EXERCISE PROMPT |
Your answer is a single number: the count of lines that contain the string "Wavelength".

RECORDED DATA |
## start

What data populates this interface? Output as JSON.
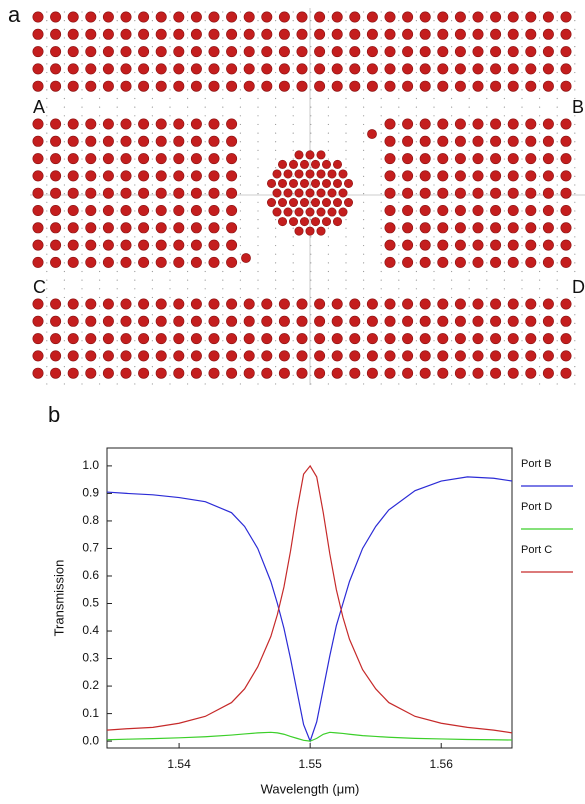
{
  "panel_a": {
    "label": "a",
    "ports": [
      "A",
      "B",
      "C",
      "D"
    ]
  },
  "chart_data": {
    "type": "line",
    "panel_label": "b",
    "x_label": "Wavelength (μm)",
    "y_label": "Transmission",
    "x": [
      1.5345,
      1.536,
      1.538,
      1.54,
      1.542,
      1.544,
      1.545,
      1.546,
      1.547,
      1.5475,
      1.548,
      1.5485,
      1.549,
      1.5495,
      1.55,
      1.5505,
      1.551,
      1.5515,
      1.552,
      1.5525,
      1.553,
      1.554,
      1.555,
      1.556,
      1.558,
      1.56,
      1.562,
      1.564,
      1.5654
    ],
    "series": [
      {
        "name": "Port B",
        "color": "#2b2bd6",
        "values": [
          0.905,
          0.9,
          0.895,
          0.885,
          0.87,
          0.83,
          0.78,
          0.7,
          0.58,
          0.5,
          0.41,
          0.3,
          0.18,
          0.06,
          0.0,
          0.07,
          0.19,
          0.31,
          0.42,
          0.5,
          0.58,
          0.7,
          0.78,
          0.84,
          0.91,
          0.945,
          0.96,
          0.955,
          0.945
        ]
      },
      {
        "name": "Port D",
        "color": "#3ccf2a",
        "values": [
          0.005,
          0.007,
          0.009,
          0.012,
          0.016,
          0.022,
          0.026,
          0.03,
          0.032,
          0.03,
          0.025,
          0.017,
          0.01,
          0.003,
          0.0,
          0.01,
          0.025,
          0.032,
          0.03,
          0.028,
          0.025,
          0.02,
          0.017,
          0.014,
          0.01,
          0.008,
          0.006,
          0.005,
          0.004
        ]
      },
      {
        "name": "Port C",
        "color": "#c62a2a",
        "values": [
          0.04,
          0.045,
          0.05,
          0.065,
          0.09,
          0.14,
          0.19,
          0.27,
          0.38,
          0.46,
          0.56,
          0.69,
          0.84,
          0.97,
          1.0,
          0.96,
          0.83,
          0.68,
          0.55,
          0.45,
          0.37,
          0.26,
          0.19,
          0.14,
          0.09,
          0.065,
          0.05,
          0.04,
          0.03
        ]
      }
    ],
    "xlim": [
      1.5345,
      1.5654
    ],
    "ylim": [
      -0.025,
      1.065
    ],
    "xticks": [
      1.54,
      1.55,
      1.56
    ],
    "yticks": [
      {
        "value": 0,
        "label": "0.0"
      },
      0.1,
      0.2,
      0.3,
      0.4,
      0.5,
      0.6,
      0.7,
      0.8,
      0.9,
      {
        "value": 1,
        "label": "1.0"
      }
    ],
    "grid": false,
    "legend": "outside-right"
  }
}
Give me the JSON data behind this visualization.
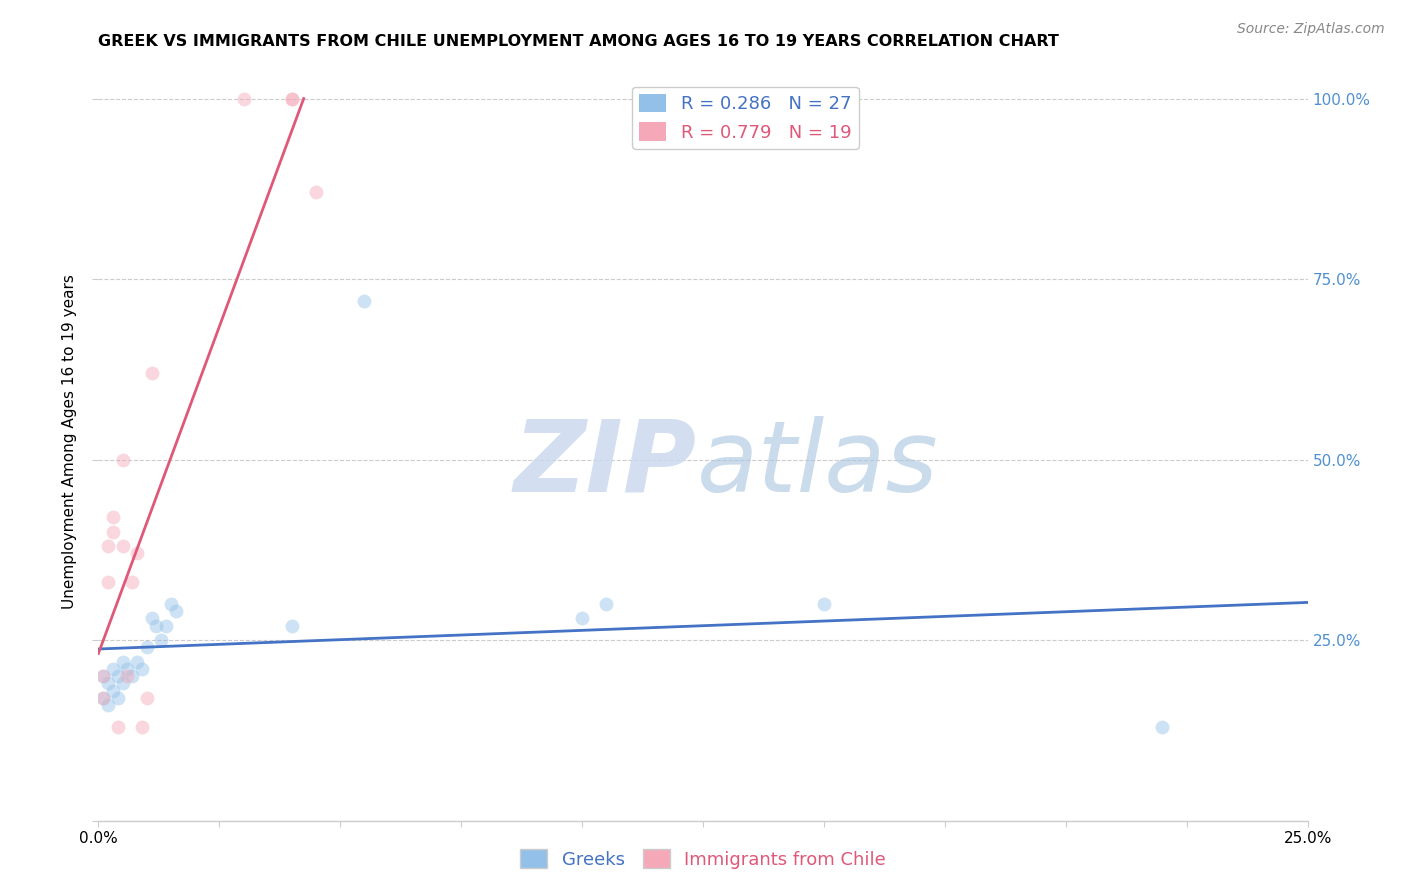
{
  "title": "GREEK VS IMMIGRANTS FROM CHILE UNEMPLOYMENT AMONG AGES 16 TO 19 YEARS CORRELATION CHART",
  "source": "Source: ZipAtlas.com",
  "ylabel": "Unemployment Among Ages 16 to 19 years",
  "xlim": [
    0.0,
    0.25
  ],
  "ylim": [
    0.0,
    1.05
  ],
  "greek_x": [
    0.001,
    0.001,
    0.002,
    0.002,
    0.003,
    0.003,
    0.004,
    0.004,
    0.005,
    0.005,
    0.006,
    0.007,
    0.008,
    0.009,
    0.01,
    0.011,
    0.012,
    0.013,
    0.014,
    0.015,
    0.016,
    0.04,
    0.055,
    0.1,
    0.105,
    0.15,
    0.22
  ],
  "greek_y": [
    0.2,
    0.17,
    0.19,
    0.16,
    0.21,
    0.18,
    0.2,
    0.17,
    0.22,
    0.19,
    0.21,
    0.2,
    0.22,
    0.21,
    0.24,
    0.28,
    0.27,
    0.25,
    0.27,
    0.3,
    0.29,
    0.27,
    0.72,
    0.28,
    0.3,
    0.3,
    0.13
  ],
  "chile_x": [
    0.001,
    0.001,
    0.002,
    0.002,
    0.003,
    0.003,
    0.004,
    0.005,
    0.005,
    0.006,
    0.007,
    0.008,
    0.009,
    0.01,
    0.011,
    0.03,
    0.04,
    0.04,
    0.045
  ],
  "chile_y": [
    0.2,
    0.17,
    0.38,
    0.33,
    0.4,
    0.42,
    0.13,
    0.38,
    0.5,
    0.2,
    0.33,
    0.37,
    0.13,
    0.17,
    0.62,
    1.0,
    1.0,
    1.0,
    0.87
  ],
  "greek_color": "#92C0E8",
  "chile_color": "#F4A8B8",
  "greek_line_color": "#4472C4",
  "chile_line_color": "#E05878",
  "R_greek": 0.286,
  "N_greek": 27,
  "R_chile": 0.779,
  "N_chile": 19,
  "legend_label_greek": "Greeks",
  "legend_label_chile": "Immigrants from Chile",
  "title_fontsize": 11.5,
  "axis_label_fontsize": 11,
  "tick_fontsize": 11,
  "legend_fontsize": 13,
  "source_fontsize": 10,
  "marker_size": 100,
  "marker_alpha": 0.45,
  "grid_color": "#CCCCCC",
  "background_color": "#FFFFFF",
  "right_ytick_color": "#5090D0",
  "watermark_zip_color": "#C8D8EE",
  "watermark_atlas_color": "#A8C4E0"
}
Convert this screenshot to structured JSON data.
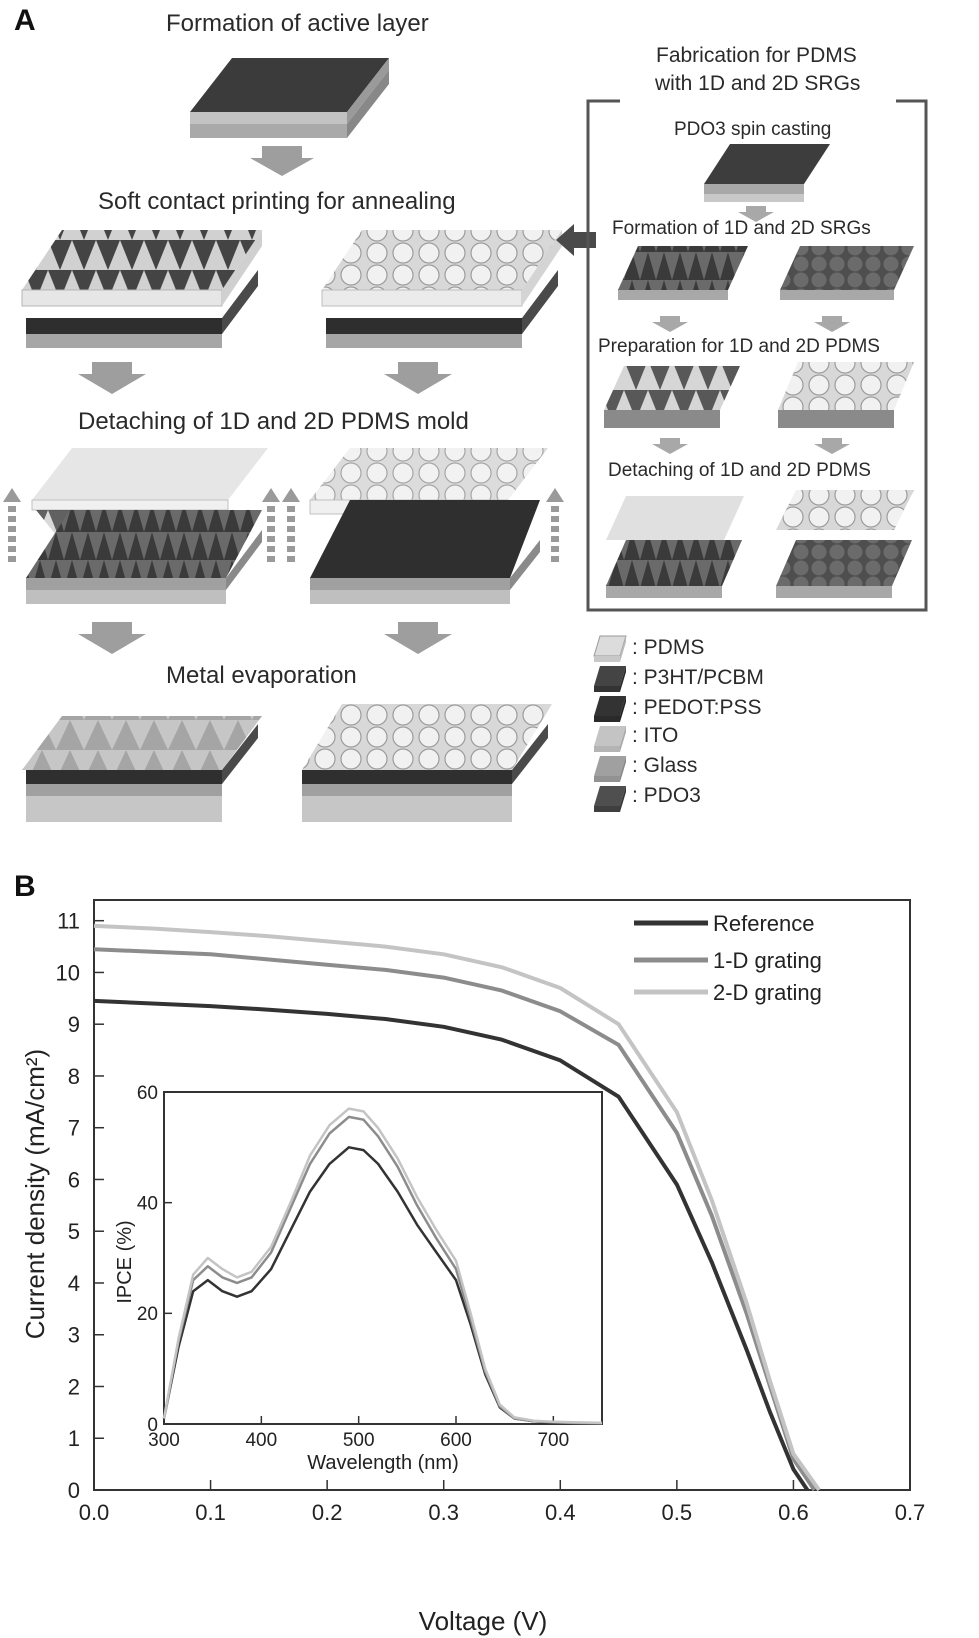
{
  "panel_a": {
    "letter": "A",
    "steps": {
      "active_layer": "Formation of active layer",
      "soft_contact": "Soft contact printing for annealing",
      "detaching": "Detaching of 1D and 2D PDMS mold",
      "metal": "Metal evaporation"
    },
    "side_box": {
      "title_line1": "Fabrication for PDMS",
      "title_line2": "with 1D and 2D SRGs",
      "step1": "PDO3 spin casting",
      "step2": "Formation of 1D and 2D SRGs",
      "step3": "Preparation for 1D and 2D PDMS",
      "step4": "Detaching of 1D and 2D PDMS"
    },
    "legend": [
      {
        "label": ": PDMS",
        "color": "#d8d8d8"
      },
      {
        "label": ": P3HT/PCBM",
        "color": "#3c3c3c"
      },
      {
        "label": ": PEDOT:PSS",
        "color": "#2e2e2e"
      },
      {
        "label": ": ITO",
        "color": "#bdbdbd"
      },
      {
        "label": ": Glass",
        "color": "#9a9a9a"
      },
      {
        "label": ": PDO3",
        "color": "#4a4a4a"
      }
    ]
  },
  "panel_b": {
    "letter": "B"
  },
  "chart_data": [
    {
      "type": "line",
      "xlabel": "Voltage (V)",
      "ylabel": "Current density (mA/cm²)",
      "xlim": [
        0.0,
        0.7
      ],
      "ylim": [
        0,
        11.4
      ],
      "xticks": [
        "0.0",
        "0.1",
        "0.2",
        "0.3",
        "0.4",
        "0.5",
        "0.6",
        "0.7"
      ],
      "yticks": [
        "0",
        "1",
        "2",
        "3",
        "4",
        "5",
        "6",
        "7",
        "8",
        "9",
        "10",
        "11"
      ],
      "legend_position": "top-right",
      "series": [
        {
          "name": "Reference",
          "color": "#333333",
          "x": [
            0.0,
            0.05,
            0.1,
            0.15,
            0.2,
            0.25,
            0.3,
            0.35,
            0.4,
            0.45,
            0.5,
            0.53,
            0.56,
            0.58,
            0.6,
            0.612
          ],
          "y": [
            9.45,
            9.4,
            9.35,
            9.28,
            9.2,
            9.1,
            8.95,
            8.7,
            8.3,
            7.6,
            5.9,
            4.4,
            2.7,
            1.5,
            0.4,
            0.0
          ]
        },
        {
          "name": "1-D grating",
          "color": "#8c8c8c",
          "x": [
            0.0,
            0.05,
            0.1,
            0.15,
            0.2,
            0.25,
            0.3,
            0.35,
            0.4,
            0.45,
            0.5,
            0.53,
            0.56,
            0.58,
            0.6,
            0.618
          ],
          "y": [
            10.45,
            10.4,
            10.35,
            10.25,
            10.15,
            10.05,
            9.9,
            9.65,
            9.25,
            8.6,
            6.9,
            5.3,
            3.4,
            2.0,
            0.6,
            0.0
          ]
        },
        {
          "name": "2-D grating",
          "color": "#c4c4c4",
          "x": [
            0.0,
            0.05,
            0.1,
            0.15,
            0.2,
            0.25,
            0.3,
            0.35,
            0.4,
            0.45,
            0.5,
            0.53,
            0.56,
            0.58,
            0.6,
            0.622
          ],
          "y": [
            10.9,
            10.85,
            10.78,
            10.7,
            10.6,
            10.5,
            10.35,
            10.1,
            9.7,
            9.0,
            7.3,
            5.6,
            3.6,
            2.1,
            0.7,
            0.0
          ]
        }
      ]
    },
    {
      "type": "line",
      "xlabel": "Wavelength (nm)",
      "ylabel": "IPCE (%)",
      "xlim": [
        300,
        750
      ],
      "ylim": [
        0,
        60
      ],
      "xticks": [
        "300",
        "400",
        "500",
        "600",
        "700"
      ],
      "yticks": [
        "0",
        "20",
        "40",
        "60"
      ],
      "series": [
        {
          "name": "Reference",
          "color": "#333333",
          "x": [
            300,
            315,
            330,
            345,
            360,
            375,
            390,
            410,
            430,
            450,
            470,
            490,
            505,
            520,
            540,
            560,
            580,
            600,
            615,
            630,
            645,
            660,
            680,
            700,
            720,
            750
          ],
          "y": [
            1,
            14,
            24,
            26,
            24,
            23,
            24,
            28,
            35,
            42,
            47,
            50,
            49.5,
            47,
            42,
            36,
            31,
            26,
            18,
            9,
            3,
            1,
            0.5,
            0.3,
            0.2,
            0.1
          ]
        },
        {
          "name": "1-D grating",
          "color": "#8c8c8c",
          "x": [
            300,
            315,
            330,
            345,
            360,
            375,
            390,
            410,
            430,
            450,
            470,
            490,
            505,
            520,
            540,
            560,
            580,
            600,
            615,
            630,
            645,
            660,
            680,
            700,
            720,
            750
          ],
          "y": [
            1,
            15,
            26,
            28.5,
            26.5,
            25.5,
            26.5,
            31,
            39,
            47,
            52.5,
            55.5,
            55,
            52,
            46.5,
            39.5,
            33.5,
            28,
            19,
            9.5,
            3.2,
            1,
            0.5,
            0.3,
            0.2,
            0.1
          ]
        },
        {
          "name": "2-D grating",
          "color": "#c4c4c4",
          "x": [
            300,
            315,
            330,
            345,
            360,
            375,
            390,
            410,
            430,
            450,
            470,
            490,
            505,
            520,
            540,
            560,
            580,
            600,
            615,
            630,
            645,
            660,
            680,
            700,
            720,
            750
          ],
          "y": [
            1,
            15.5,
            27,
            30,
            28,
            26.5,
            27.5,
            32,
            40,
            48.5,
            54,
            57,
            56.5,
            53.5,
            48,
            41,
            35,
            29.5,
            20,
            10,
            3.5,
            1.2,
            0.6,
            0.4,
            0.3,
            0.2
          ]
        }
      ]
    }
  ]
}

## end

THE OUTPUT |
2